> **Stored data**
┌──

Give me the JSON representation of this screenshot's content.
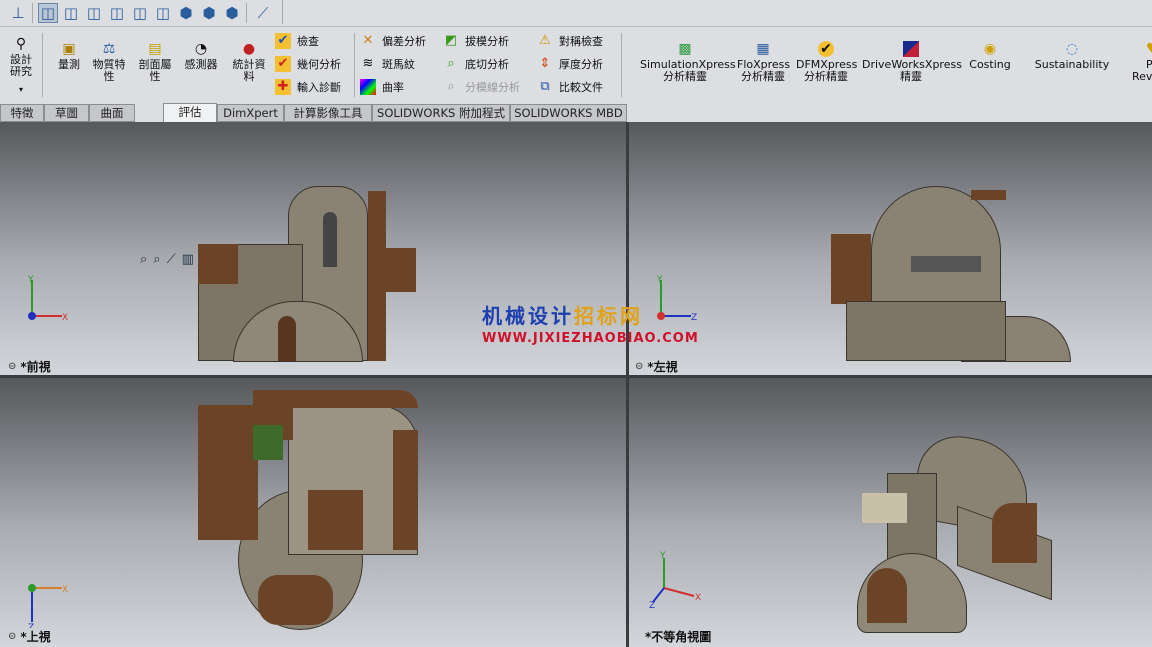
{
  "toolbar": {
    "icons": [
      "normal-to-icon",
      "isometric-view-icon",
      "front-view-icon",
      "back-view-icon",
      "left-view-icon",
      "right-view-icon",
      "top-view-icon",
      "bottom-view-icon",
      "trimetric-view-icon",
      "dimetric-view-icon",
      "view-selector-icon"
    ]
  },
  "ribbon": {
    "design_study": "設計研究",
    "large": [
      {
        "label": "量測",
        "icon": "measure-icon"
      },
      {
        "label": "物質特性",
        "icon": "mass-properties-icon"
      },
      {
        "label": "剖面屬性",
        "icon": "section-properties-icon"
      },
      {
        "label": "感測器",
        "icon": "sensor-icon"
      },
      {
        "label": "統計資料",
        "icon": "statistics-icon"
      }
    ],
    "col1": [
      "檢查",
      "幾何分析",
      "輸入診斷"
    ],
    "col2": [
      "偏差分析",
      "斑馬紋",
      "曲率"
    ],
    "col3": [
      "拔模分析",
      "底切分析",
      "分模線分析"
    ],
    "col4": [
      "對稱檢查",
      "厚度分析",
      "比較文件"
    ],
    "xpress": [
      {
        "line1": "SimulationXpress",
        "line2": "分析精靈"
      },
      {
        "line1": "FloXpress",
        "line2": "分析精靈"
      },
      {
        "line1": "DFMXpress",
        "line2": "分析精靈"
      },
      {
        "line1": "DriveWorksXpress",
        "line2": "精靈"
      },
      {
        "line1": "Costing",
        "line2": ""
      },
      {
        "line1": "Sustainability",
        "line2": ""
      },
      {
        "line1": "P",
        "line2": "Revi"
      }
    ]
  },
  "tabs": [
    "特徵",
    "草圖",
    "曲面",
    "評估",
    "DimXpert",
    "計算影像工具",
    "SOLIDWORKS 附加程式",
    "SOLIDWORKS MBD"
  ],
  "active_tab": "評估",
  "viewports": {
    "front": "*前視",
    "left": "*左視",
    "top": "*上視",
    "iso": "*不等角視圖"
  },
  "watermark": {
    "line1a": "机械设计",
    "line1b": "招标网",
    "line2": "WWW.JIXIEZHAOBIAO.COM"
  },
  "axes": {
    "x": "X",
    "y": "Y",
    "z": "Z"
  },
  "colors": {
    "accent": "#2a5d9c",
    "wood": "#6b4428",
    "wall": "#8a8273",
    "green": "#3f6b2a"
  }
}
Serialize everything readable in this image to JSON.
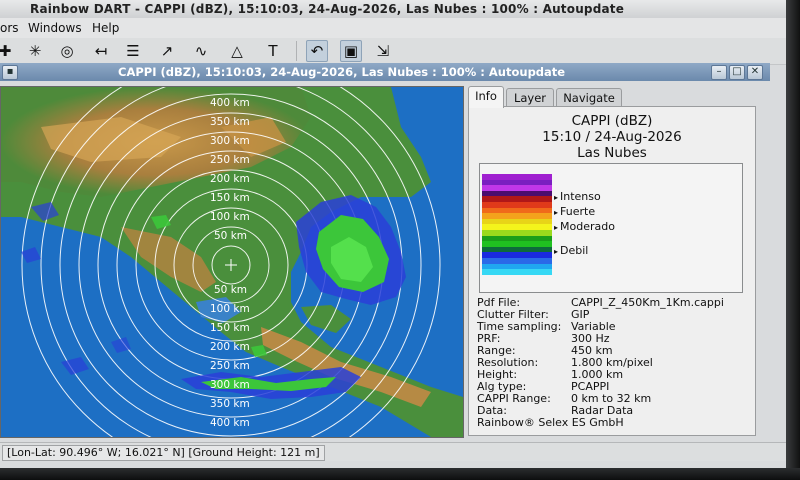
{
  "app": {
    "title": "Rainbow DART - CAPPI (dBZ), 15:10:03, 24-Aug-2026, Las Nubes : 100% : Autoupdate"
  },
  "menu": {
    "items": [
      "ors",
      "Windows",
      "Help"
    ]
  },
  "toolbar": {
    "text_tool_glyph": "T"
  },
  "window": {
    "title": "CAPPI (dBZ), 15:10:03, 24-Aug-2026, Las Nubes : 100% : Autoupdate"
  },
  "map": {
    "range_labels_north": [
      "400 km",
      "350 km",
      "300 km",
      "250 km",
      "200 km",
      "150 km",
      "100 km",
      "50 km"
    ],
    "range_labels_south": [
      "50 km",
      "100 km",
      "150 km",
      "200 km",
      "250 km",
      "300 km",
      "350 km",
      "400 km"
    ],
    "colors": {
      "sea": "#1d6fc4",
      "land_low": "#3f8a3a",
      "land_high": "#b9893f",
      "echo_light": "#3cc63a",
      "echo_weak": "#2a3fd8",
      "echo_mid": "#54e04c"
    }
  },
  "panel": {
    "tabs": [
      "Info",
      "Layer",
      "Navigate"
    ],
    "active_tab": "Info",
    "product": "CAPPI (dBZ)",
    "time_date": "15:10 / 24-Aug-2026",
    "site": "Las Nubes",
    "legend": {
      "labels": [
        "Intenso",
        "Fuerte",
        "Moderado",
        "Debil"
      ],
      "colors": [
        "#a020d0",
        "#7a1fc0",
        "#c037e8",
        "#4a0d6e",
        "#b01818",
        "#e03a1a",
        "#f06a1a",
        "#f4a21c",
        "#e8d418",
        "#f4f41c",
        "#9ada1c",
        "#1a9e1a",
        "#20c020",
        "#0e6a3c",
        "#1a2ae0",
        "#2a6ae8",
        "#20a8f0",
        "#36d8f4"
      ]
    },
    "info": [
      {
        "key": "Pdf File:",
        "value": "CAPPI_Z_450Km_1Km.cappi"
      },
      {
        "key": "Clutter Filter:",
        "value": "GIP"
      },
      {
        "key": "Time sampling:",
        "value": "Variable"
      },
      {
        "key": "PRF:",
        "value": "300 Hz"
      },
      {
        "key": "Range:",
        "value": "450 km"
      },
      {
        "key": "Resolution:",
        "value": "1.800 km/pixel"
      },
      {
        "key": "Height:",
        "value": "1.000 km"
      },
      {
        "key": "Alg type:",
        "value": "PCAPPI"
      },
      {
        "key": "CAPPI Range:",
        "value": "0 km to 32 km"
      },
      {
        "key": "Data:",
        "value": "Radar Data"
      }
    ],
    "footer": "Rainbow® Selex ES GmbH"
  },
  "status": {
    "text": "[Lon-Lat: 90.496° W; 16.021° N] [Ground Height: 121 m]"
  }
}
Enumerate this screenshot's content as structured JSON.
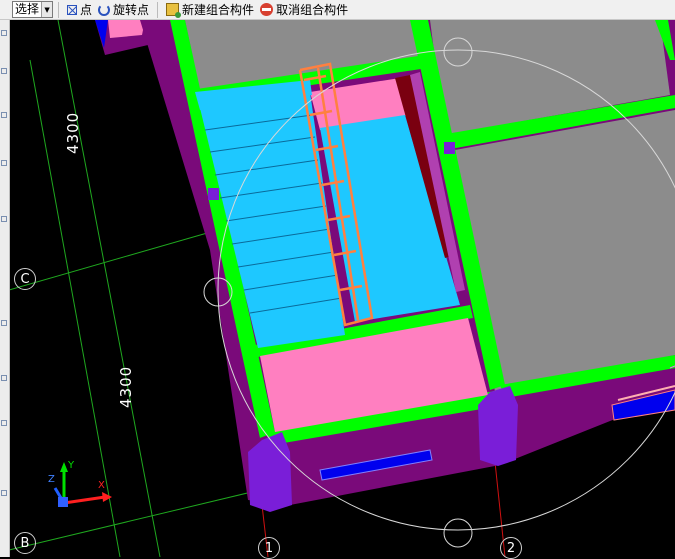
{
  "toolbar": {
    "select_value": "选择",
    "point_label": "点",
    "rotate_point_label": "旋转点",
    "new_group_label": "新建组合构件",
    "cancel_group_label": "取消组合构件"
  },
  "canvas": {
    "dimensions": [
      "4300",
      "4300"
    ],
    "axes": {
      "row_c": "C",
      "row_b": "B",
      "col_1": "1",
      "col_2": "2"
    },
    "gizmo_axes": [
      "X",
      "Y",
      "Z"
    ]
  },
  "colors": {
    "background": "#000000",
    "wall": "#7a0a7a",
    "beam": "#00ff00",
    "stair": "#1ec8ff",
    "slab": "#ff7fc0",
    "column": "#7a1ed8",
    "floor_grey": "#8c8c8c",
    "handrail": "#ff8040",
    "opening": "#0000ee"
  }
}
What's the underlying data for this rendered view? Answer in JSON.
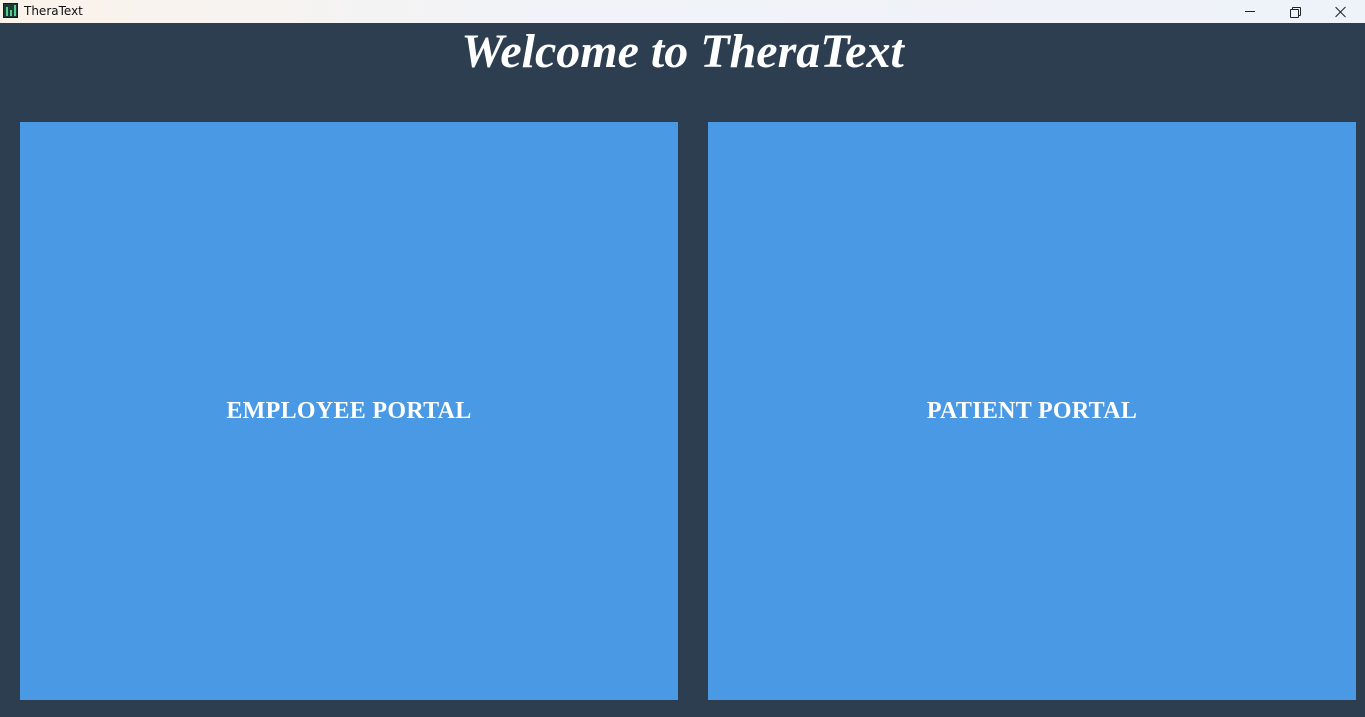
{
  "window": {
    "title": "TheraText",
    "app_icon": "therattext-app-icon",
    "controls": {
      "minimize_icon": "minimize-icon",
      "maximize_icon": "restore-icon",
      "close_icon": "close-icon"
    }
  },
  "main": {
    "heading": "Welcome to TheraText",
    "portals": [
      {
        "label": "EMPLOYEE PORTAL"
      },
      {
        "label": "PATIENT PORTAL"
      }
    ]
  },
  "colors": {
    "background": "#2c3e50",
    "portal_button": "#4a99e5",
    "text": "#ffffff"
  }
}
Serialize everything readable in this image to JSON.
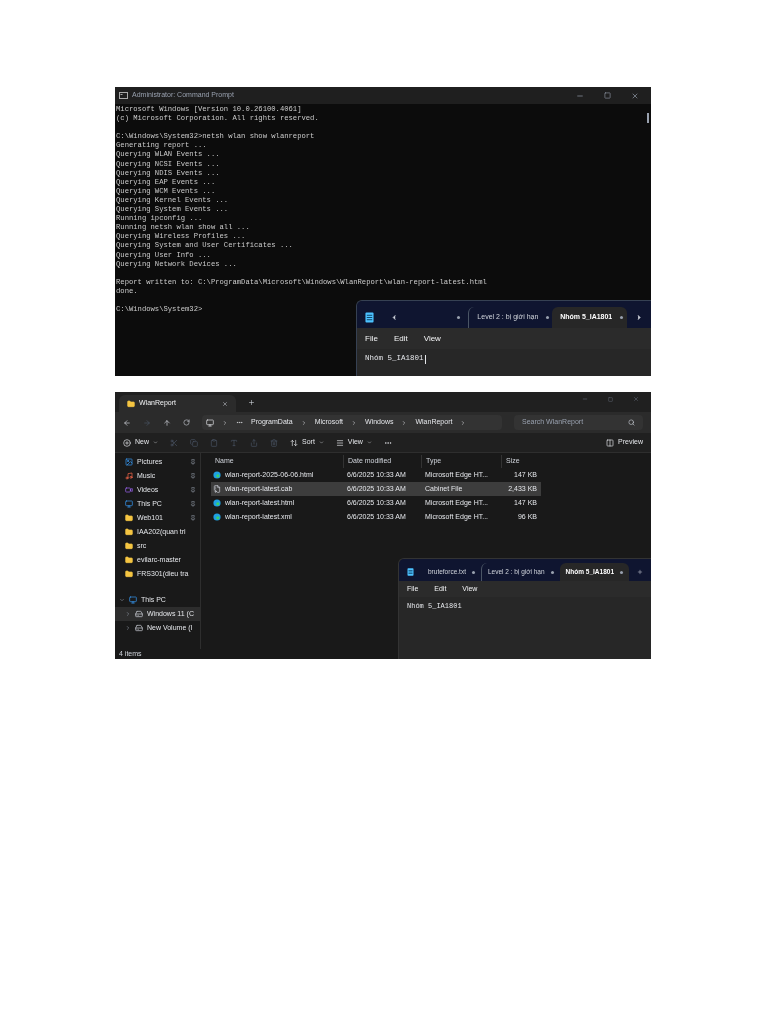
{
  "terminal": {
    "title": "Administrator: Command Prompt",
    "blocks": [
      [
        "Microsoft Windows [Version 10.0.26100.4061]",
        "(c) Microsoft Corporation. All rights reserved."
      ],
      [
        "C:\\Windows\\System32>netsh wlan show wlanreport",
        "Generating report ...",
        "Querying WLAN Events ...",
        "Querying NCSI Events ...",
        "Querying NDIS Events ...",
        "Querying EAP Events ...",
        "Querying WCM Events ...",
        "Querying Kernel Events ...",
        "Querying System Events ...",
        "Running ipconfig ...",
        "Running netsh wlan show all ...",
        "Querying Wireless Profiles ...",
        "Querying System and User Certificates ...",
        "Querying User Info ...",
        "Querying Network Devices ..."
      ],
      [
        "Report written to: C:\\ProgramData\\Microsoft\\Windows\\WlanReport\\wlan-report-latest.html",
        "done."
      ],
      [
        "C:\\Windows\\System32>"
      ]
    ],
    "notepad": {
      "tabs": [
        {
          "modified": true,
          "selected": false
        },
        {
          "label": "Level 2 : bị giới hạn",
          "modified": true,
          "selected": false
        },
        {
          "label": "Nhóm 5_IA1801",
          "modified": true,
          "selected": true
        }
      ],
      "menu": [
        "File",
        "Edit",
        "View"
      ],
      "content": "Nhóm 5_IA1801"
    }
  },
  "explorer": {
    "tab_title": "WlanReport",
    "breadcrumb": [
      "ProgramData",
      "Microsoft",
      "Windows",
      "WlanReport"
    ],
    "search": {
      "placeholder": "Search WlanReport"
    },
    "toolbar": {
      "new": "New",
      "sort": "Sort",
      "view": "View",
      "preview": "Preview"
    },
    "sidebar": [
      {
        "label": "Pictures",
        "kind": "pictures",
        "pinned": true,
        "selected": false
      },
      {
        "label": "Music",
        "kind": "music",
        "pinned": true,
        "selected": false
      },
      {
        "label": "Videos",
        "kind": "videos",
        "pinned": true,
        "selected": false
      },
      {
        "label": "This PC",
        "kind": "pc",
        "pinned": true,
        "selected": false
      },
      {
        "label": "Web101",
        "kind": "folder",
        "pinned": true,
        "selected": false
      },
      {
        "label": "IAA202(quan tri",
        "kind": "folder",
        "pinned": false,
        "selected": false
      },
      {
        "label": "src",
        "kind": "folder",
        "pinned": false,
        "selected": false
      },
      {
        "label": "evilarc-master",
        "kind": "folder",
        "pinned": false,
        "selected": false
      },
      {
        "label": "FRS301(dieu tra",
        "kind": "folder",
        "pinned": false,
        "selected": false
      }
    ],
    "tree": [
      {
        "label": "This PC",
        "kind": "pc",
        "expanded": true,
        "selected": false,
        "children": [
          {
            "label": "Windows 11 (C",
            "kind": "drive",
            "expanded": false,
            "selected": true
          },
          {
            "label": "New Volume (I",
            "kind": "drive",
            "expanded": false,
            "selected": false
          }
        ]
      }
    ],
    "columns": [
      "Name",
      "Date modified",
      "Type",
      "Size"
    ],
    "files": [
      {
        "kind": "edge",
        "name": "wlan-report-2025-06-06.html",
        "date": "6/6/2025 10:33 AM",
        "type": "Microsoft Edge HT...",
        "size": "147 KB",
        "selected": false
      },
      {
        "kind": "cab",
        "name": "wlan-report-latest.cab",
        "date": "6/6/2025 10:33 AM",
        "type": "Cabinet File",
        "size": "2,433 KB",
        "selected": true
      },
      {
        "kind": "edge",
        "name": "wlan-report-latest.html",
        "date": "6/6/2025 10:33 AM",
        "type": "Microsoft Edge HT...",
        "size": "147 KB",
        "selected": false
      },
      {
        "kind": "edge",
        "name": "wlan-report-latest.xml",
        "date": "6/6/2025 10:33 AM",
        "type": "Microsoft Edge HT...",
        "size": "96 KB",
        "selected": false
      }
    ],
    "status": "4 items",
    "notepad": {
      "tabs": [
        {
          "label": "bruteforce.txt",
          "modified": true,
          "selected": false
        },
        {
          "label": "Level 2 : bị giới hạn",
          "modified": true,
          "selected": false
        },
        {
          "label": "Nhóm 5_IA1801",
          "modified": true,
          "selected": true
        }
      ],
      "menu": [
        "File",
        "Edit",
        "View"
      ],
      "content": "Nhóm 5_IA1801"
    }
  }
}
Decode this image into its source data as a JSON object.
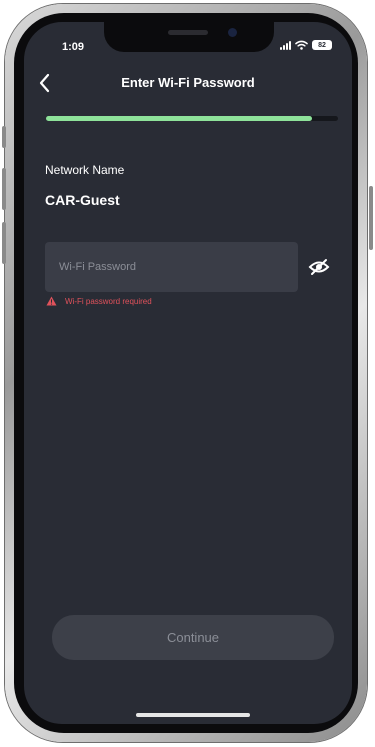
{
  "status_bar": {
    "time": "1:09",
    "battery": "82"
  },
  "header": {
    "title": "Enter Wi-Fi Password"
  },
  "progress": {
    "value": 0.91,
    "color": "#8ee29a"
  },
  "network": {
    "label": "Network Name",
    "name": "CAR-Guest"
  },
  "password": {
    "placeholder": "Wi-Fi Password",
    "value": ""
  },
  "error": {
    "message": "Wi-Fi password required",
    "color": "#e0525b"
  },
  "actions": {
    "continue_label": "Continue"
  },
  "icons": {
    "back": "chevron-left-icon",
    "visibility": "eye-slash-icon",
    "warning": "warning-triangle-icon",
    "signal": "signal-icon",
    "wifi": "wifi-icon",
    "battery": "battery-icon"
  },
  "colors": {
    "screen_background": "#292c35",
    "input_background": "#3a3d47",
    "button_background": "#3d4049"
  }
}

└──

> **REQUEST**
Read the entries above, then pull out the lines that include "properties".

> **RESULT**
        "icon": "mass-properties-icon"
        "icon": "section-properties-icon"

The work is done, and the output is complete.